State how many lines of the entries hold the string "triangle". Reply with the number alone.
Start of RECORDED DATA
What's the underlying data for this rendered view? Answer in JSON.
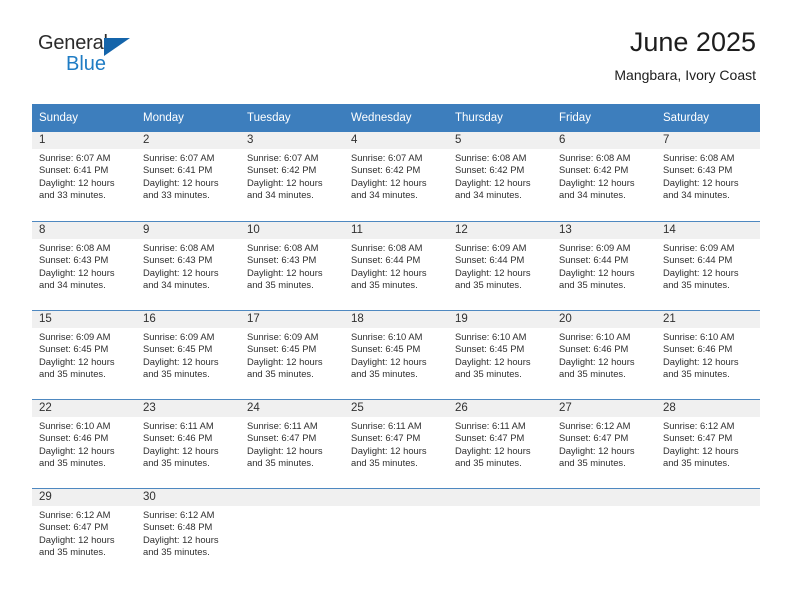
{
  "brand": {
    "name_top": "General",
    "name_bottom": "Blue",
    "triangle_icon": "blue-triangle-logo-mark",
    "colors": {
      "general_text": "#2b2b2b",
      "blue_text": "#1f7cc4",
      "triangle": "#1464aa"
    }
  },
  "header": {
    "title": "June 2025",
    "subtitle": "Mangbara, Ivory Coast"
  },
  "theme": {
    "header_row_bg": "#3d7ebd",
    "header_row_text": "#ffffff",
    "row_rule": "#4e88c0",
    "daynum_strip_bg": "#f0f0f0",
    "body_text": "#2f2f2f"
  },
  "calendar": {
    "weekday_headers": [
      "Sunday",
      "Monday",
      "Tuesday",
      "Wednesday",
      "Thursday",
      "Friday",
      "Saturday"
    ],
    "weeks": [
      [
        {
          "day": "1",
          "sunrise": "Sunrise: 6:07 AM",
          "sunset": "Sunset: 6:41 PM",
          "daylight_line1": "Daylight: 12 hours",
          "daylight_line2": "and 33 minutes."
        },
        {
          "day": "2",
          "sunrise": "Sunrise: 6:07 AM",
          "sunset": "Sunset: 6:41 PM",
          "daylight_line1": "Daylight: 12 hours",
          "daylight_line2": "and 33 minutes."
        },
        {
          "day": "3",
          "sunrise": "Sunrise: 6:07 AM",
          "sunset": "Sunset: 6:42 PM",
          "daylight_line1": "Daylight: 12 hours",
          "daylight_line2": "and 34 minutes."
        },
        {
          "day": "4",
          "sunrise": "Sunrise: 6:07 AM",
          "sunset": "Sunset: 6:42 PM",
          "daylight_line1": "Daylight: 12 hours",
          "daylight_line2": "and 34 minutes."
        },
        {
          "day": "5",
          "sunrise": "Sunrise: 6:08 AM",
          "sunset": "Sunset: 6:42 PM",
          "daylight_line1": "Daylight: 12 hours",
          "daylight_line2": "and 34 minutes."
        },
        {
          "day": "6",
          "sunrise": "Sunrise: 6:08 AM",
          "sunset": "Sunset: 6:42 PM",
          "daylight_line1": "Daylight: 12 hours",
          "daylight_line2": "and 34 minutes."
        },
        {
          "day": "7",
          "sunrise": "Sunrise: 6:08 AM",
          "sunset": "Sunset: 6:43 PM",
          "daylight_line1": "Daylight: 12 hours",
          "daylight_line2": "and 34 minutes."
        }
      ],
      [
        {
          "day": "8",
          "sunrise": "Sunrise: 6:08 AM",
          "sunset": "Sunset: 6:43 PM",
          "daylight_line1": "Daylight: 12 hours",
          "daylight_line2": "and 34 minutes."
        },
        {
          "day": "9",
          "sunrise": "Sunrise: 6:08 AM",
          "sunset": "Sunset: 6:43 PM",
          "daylight_line1": "Daylight: 12 hours",
          "daylight_line2": "and 34 minutes."
        },
        {
          "day": "10",
          "sunrise": "Sunrise: 6:08 AM",
          "sunset": "Sunset: 6:43 PM",
          "daylight_line1": "Daylight: 12 hours",
          "daylight_line2": "and 35 minutes."
        },
        {
          "day": "11",
          "sunrise": "Sunrise: 6:08 AM",
          "sunset": "Sunset: 6:44 PM",
          "daylight_line1": "Daylight: 12 hours",
          "daylight_line2": "and 35 minutes."
        },
        {
          "day": "12",
          "sunrise": "Sunrise: 6:09 AM",
          "sunset": "Sunset: 6:44 PM",
          "daylight_line1": "Daylight: 12 hours",
          "daylight_line2": "and 35 minutes."
        },
        {
          "day": "13",
          "sunrise": "Sunrise: 6:09 AM",
          "sunset": "Sunset: 6:44 PM",
          "daylight_line1": "Daylight: 12 hours",
          "daylight_line2": "and 35 minutes."
        },
        {
          "day": "14",
          "sunrise": "Sunrise: 6:09 AM",
          "sunset": "Sunset: 6:44 PM",
          "daylight_line1": "Daylight: 12 hours",
          "daylight_line2": "and 35 minutes."
        }
      ],
      [
        {
          "day": "15",
          "sunrise": "Sunrise: 6:09 AM",
          "sunset": "Sunset: 6:45 PM",
          "daylight_line1": "Daylight: 12 hours",
          "daylight_line2": "and 35 minutes."
        },
        {
          "day": "16",
          "sunrise": "Sunrise: 6:09 AM",
          "sunset": "Sunset: 6:45 PM",
          "daylight_line1": "Daylight: 12 hours",
          "daylight_line2": "and 35 minutes."
        },
        {
          "day": "17",
          "sunrise": "Sunrise: 6:09 AM",
          "sunset": "Sunset: 6:45 PM",
          "daylight_line1": "Daylight: 12 hours",
          "daylight_line2": "and 35 minutes."
        },
        {
          "day": "18",
          "sunrise": "Sunrise: 6:10 AM",
          "sunset": "Sunset: 6:45 PM",
          "daylight_line1": "Daylight: 12 hours",
          "daylight_line2": "and 35 minutes."
        },
        {
          "day": "19",
          "sunrise": "Sunrise: 6:10 AM",
          "sunset": "Sunset: 6:45 PM",
          "daylight_line1": "Daylight: 12 hours",
          "daylight_line2": "and 35 minutes."
        },
        {
          "day": "20",
          "sunrise": "Sunrise: 6:10 AM",
          "sunset": "Sunset: 6:46 PM",
          "daylight_line1": "Daylight: 12 hours",
          "daylight_line2": "and 35 minutes."
        },
        {
          "day": "21",
          "sunrise": "Sunrise: 6:10 AM",
          "sunset": "Sunset: 6:46 PM",
          "daylight_line1": "Daylight: 12 hours",
          "daylight_line2": "and 35 minutes."
        }
      ],
      [
        {
          "day": "22",
          "sunrise": "Sunrise: 6:10 AM",
          "sunset": "Sunset: 6:46 PM",
          "daylight_line1": "Daylight: 12 hours",
          "daylight_line2": "and 35 minutes."
        },
        {
          "day": "23",
          "sunrise": "Sunrise: 6:11 AM",
          "sunset": "Sunset: 6:46 PM",
          "daylight_line1": "Daylight: 12 hours",
          "daylight_line2": "and 35 minutes."
        },
        {
          "day": "24",
          "sunrise": "Sunrise: 6:11 AM",
          "sunset": "Sunset: 6:47 PM",
          "daylight_line1": "Daylight: 12 hours",
          "daylight_line2": "and 35 minutes."
        },
        {
          "day": "25",
          "sunrise": "Sunrise: 6:11 AM",
          "sunset": "Sunset: 6:47 PM",
          "daylight_line1": "Daylight: 12 hours",
          "daylight_line2": "and 35 minutes."
        },
        {
          "day": "26",
          "sunrise": "Sunrise: 6:11 AM",
          "sunset": "Sunset: 6:47 PM",
          "daylight_line1": "Daylight: 12 hours",
          "daylight_line2": "and 35 minutes."
        },
        {
          "day": "27",
          "sunrise": "Sunrise: 6:12 AM",
          "sunset": "Sunset: 6:47 PM",
          "daylight_line1": "Daylight: 12 hours",
          "daylight_line2": "and 35 minutes."
        },
        {
          "day": "28",
          "sunrise": "Sunrise: 6:12 AM",
          "sunset": "Sunset: 6:47 PM",
          "daylight_line1": "Daylight: 12 hours",
          "daylight_line2": "and 35 minutes."
        }
      ],
      [
        {
          "day": "29",
          "sunrise": "Sunrise: 6:12 AM",
          "sunset": "Sunset: 6:47 PM",
          "daylight_line1": "Daylight: 12 hours",
          "daylight_line2": "and 35 minutes."
        },
        {
          "day": "30",
          "sunrise": "Sunrise: 6:12 AM",
          "sunset": "Sunset: 6:48 PM",
          "daylight_line1": "Daylight: 12 hours",
          "daylight_line2": "and 35 minutes."
        },
        {
          "day": "",
          "sunrise": "",
          "sunset": "",
          "daylight_line1": "",
          "daylight_line2": ""
        },
        {
          "day": "",
          "sunrise": "",
          "sunset": "",
          "daylight_line1": "",
          "daylight_line2": ""
        },
        {
          "day": "",
          "sunrise": "",
          "sunset": "",
          "daylight_line1": "",
          "daylight_line2": ""
        },
        {
          "day": "",
          "sunrise": "",
          "sunset": "",
          "daylight_line1": "",
          "daylight_line2": ""
        },
        {
          "day": "",
          "sunrise": "",
          "sunset": "",
          "daylight_line1": "",
          "daylight_line2": ""
        }
      ]
    ]
  }
}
End of RECORDED DATA
# ANSWER TO THE TASK
2